§ To do
Check each line of the listing below for the string "schaffen", and copy the ones that have it.

Saved entries:
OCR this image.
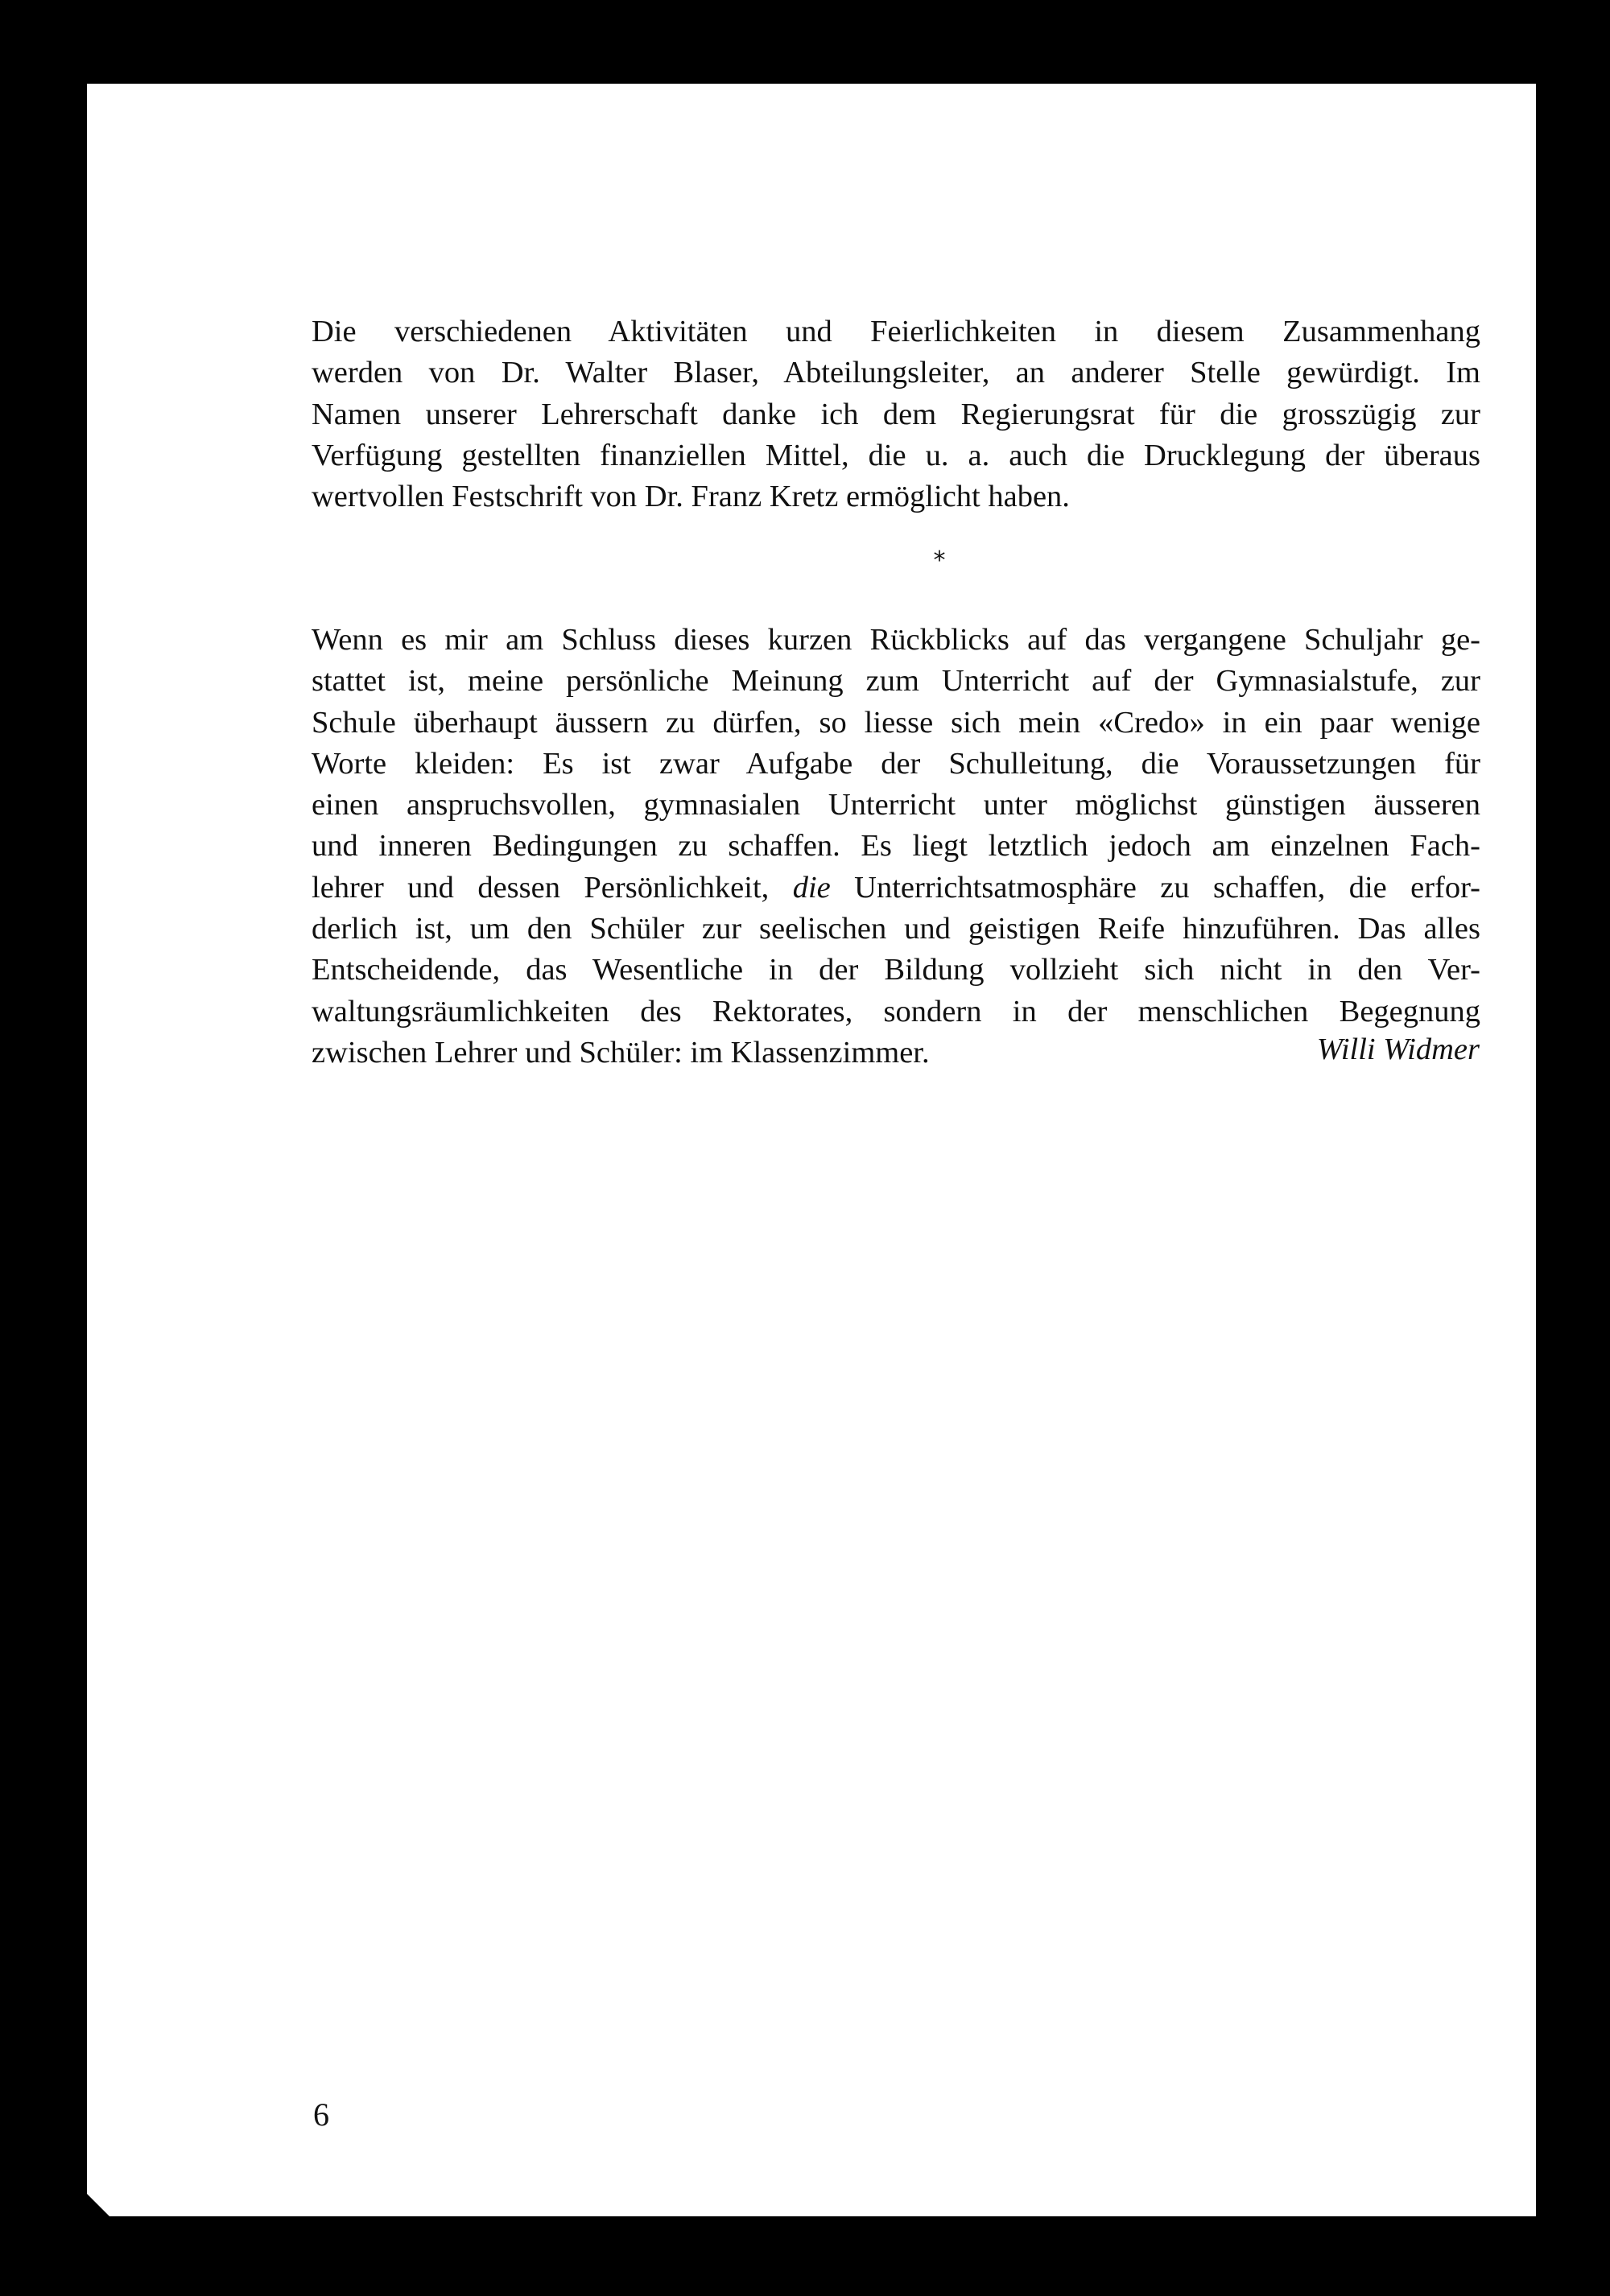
Die verschiedenen Aktivitäten und Feierlichkeiten in diesem Zusammenhang
werden von Dr. Walter Blaser, Abteilungsleiter, an anderer Stelle gewürdigt. Im
Namen unserer Lehrerschaft danke ich dem Regierungsrat für die grosszügig zur
Verfügung gestellten finanziellen Mittel, die u. a. auch die Drucklegung der überaus
wertvollen Festschrift von Dr. Franz Kretz ermöglicht haben.
*
Wenn es mir am Schluss dieses kurzen Rückblicks auf das vergangene Schuljahr ge-
stattet ist, meine persönliche Meinung zum Unterricht auf der Gymnasialstufe, zur
Schule überhaupt äussern zu dürfen, so liesse sich mein «Credo» in ein paar wenige
Worte kleiden: Es ist zwar Aufgabe der Schulleitung, die Voraussetzungen für
einen anspruchsvollen, gymnasialen Unterricht unter möglichst günstigen äusseren
und inneren Bedingungen zu schaffen. Es liegt letztlich jedoch am einzelnen Fach-
lehrer und dessen Persönlichkeit, die Unterrichtsatmosphäre zu schaffen, die erfor-
derlich ist, um den Schüler zur seelischen und geistigen Reife hinzuführen. Das alles
Entscheidende, das Wesentliche in der Bildung vollzieht sich nicht in den Ver-
waltungsräumlichkeiten des Rektorates, sondern in der menschlichen Begegnung
zwischen Lehrer und Schüler: im Klassenzimmer.	Willi Widmer
6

§ Worked answer
und inneren Bedingungen zu schaffen. Es liegt letztlich jedoch am einzelnen Fach-
lehrer und dessen Persönlichkeit, die Unterrichtsatmosphäre zu schaffen, die erfor-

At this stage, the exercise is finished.